Task details – Identify the lines that include the word "отдельных", then copy all of them.

>> Start Data section

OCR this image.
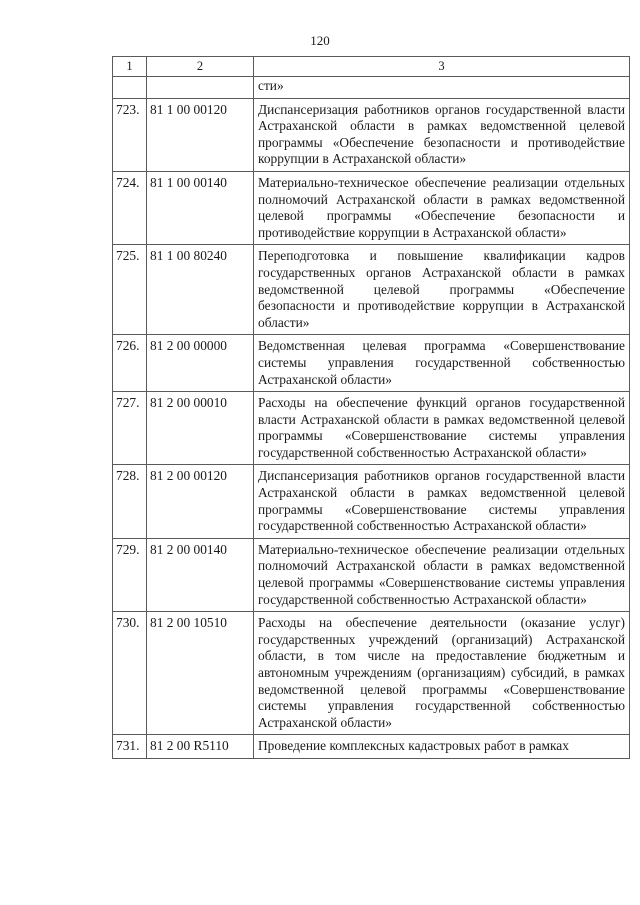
120
1	2	3
		сти»
723.	81 1 00 00120	Диспансеризация работников органов государственной власти Астраханской области в рамках ведомственной целевой программы «Обеспечение безопасности и противодействие коррупции в Астраханской области»
724.	81 1 00 00140	Материально-техническое обеспечение реализации отдельных полномочий Астраханской области в рамках ведомственной целевой программы «Обеспечение безопасности и противодействие коррупции в Астраханской области»
725.	81 1 00 80240	Переподготовка и повышение квалификации кадров государственных органов Астраханской области в рамках ведомственной целевой программы «Обеспечение безопасности и противодействие коррупции в Астраханской области»
726.	81 2 00 00000	Ведомственная целевая программа «Совершенствование системы управления государственной собственностью Астраханской области»
727.	81 2 00 00010	Расходы на обеспечение функций органов государственной власти Астраханской области в рамках ведомственной целевой программы «Совершенствование системы управления государственной собственностью Астраханской области»
728.	81 2 00 00120	Диспансеризация работников органов государственной власти Астраханской области в рамках ведомственной целевой программы «Совершенствование системы управления государственной собственностью Астраханской области»
729.	81 2 00 00140	Материально-техническое обеспечение реализации отдельных полномочий Астраханской области в рамках ведомственной целевой программы «Совершенствование системы управления государственной собственностью Астраханской области»
730.	81 2 00 10510	Расходы на обеспечение деятельности (оказание услуг) государственных учреждений (организаций) Астраханской области, в том числе на предоставление бюджетным и автономным учреждениям (организациям) субсидий, в рамках ведомственной целевой программы «Совершенствование системы управления государственной собственностью Астраханской области»
731.	81 2 00 R5110	Проведение комплексных кадастровых работ в рамках
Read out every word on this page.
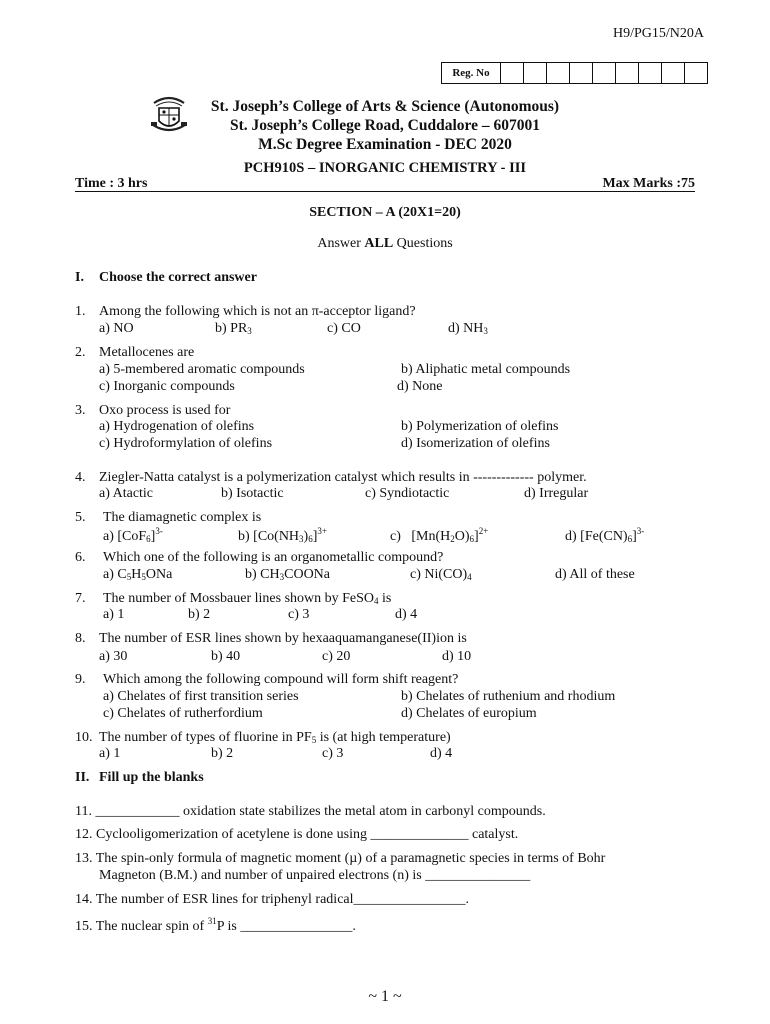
H9/PG15/N20A
Reg. No
St. Joseph’s College of Arts & Science (Autonomous)
St. Joseph’s College Road, Cuddalore – 607001
M.Sc Degree Examination - DEC 2020
PCH910S – INORGANIC CHEMISTRY - III
Time : 3 hrs	Max Marks :75
SECTION – A (20X1=20)
Answer ALL Questions
I. Choose the correct answer
1. Among the following which is not an π-acceptor ligand?
a) NO	b) $PR_3$	c) CO	d) $NH_3$
2. Metallocenes are
a) 5-membered aromatic compounds	b) Aliphatic metal compounds
c) Inorganic compounds	d) None
3. Oxo process is used for
a) Hydrogenation of olefins	b) Polymerization of olefins
c) Hydroformylation of olefins	d) Isomerization of olefins
4. Ziegler-Natta catalyst is a polymerization catalyst which results in ------------- polymer.
a) Atactic	b) Isotactic	c) Syndiotactic	d) Irregular
5. The diamagnetic complex is
a) $[CoF_6]^{3-}$	b) $[Co(NH_3)_6]^{3+}$	c)   $[Mn(H_2O)_6]^{2+}$	d) $[Fe(CN)_6]^{3-}$
6. Which one of the following is an organometallic compound?
a) $C_5H_5ONa$	b) $CH_3COONa$	c) $Ni(CO)_4$	d) All of these
7. The number of Mossbauer lines shown by FeSO$_4$ is
a) 1	b) 2	c) 3	d) 4
8. The number of ESR lines shown by hexaaquamanganese(II)ion is
a) 30	b) 40	c) 20	d) 10
9. Which among the following compound will form shift reagent?
a) Chelates of first transition series	b) Chelates of ruthenium and rhodium
c) Chelates of rutherfordium	d) Chelates of europium
10. The number of types of fluorine in $PF_5$ is (at high temperature)
a) 1	b) 2	c) 3	d) 4
II. Fill up the blanks
11. ____________ oxidation state stabilizes the metal atom in carbonyl compounds.
12. Cyclooligomerization of acetylene is done using ______________ catalyst.
13. The spin-only formula of magnetic moment (µ) of a paramagnetic species in terms of Bohr
Magneton (B.M.) and number of unpaired electrons (n) is _______________
14. The number of ESR lines for triphenyl radical________________.
15. The nuclear spin of $^{31}$P is ________________.
~ 1 ~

>> End Data section

Final result –
724.	81 1 00 00140	Материально-техническое обеспечение реализации отдельных полномочий Астраханской области в рамках ведомственной целевой программы «Обеспечение безопасности и противодействие коррупции в Астраханской области»
729.	81 2 00 00140	Материально-техническое обеспечение реализации отдельных полномочий Астраханской области в рамках ведомственной целевой программы «Совершенствование системы управления государственной собственностью Астраханской области»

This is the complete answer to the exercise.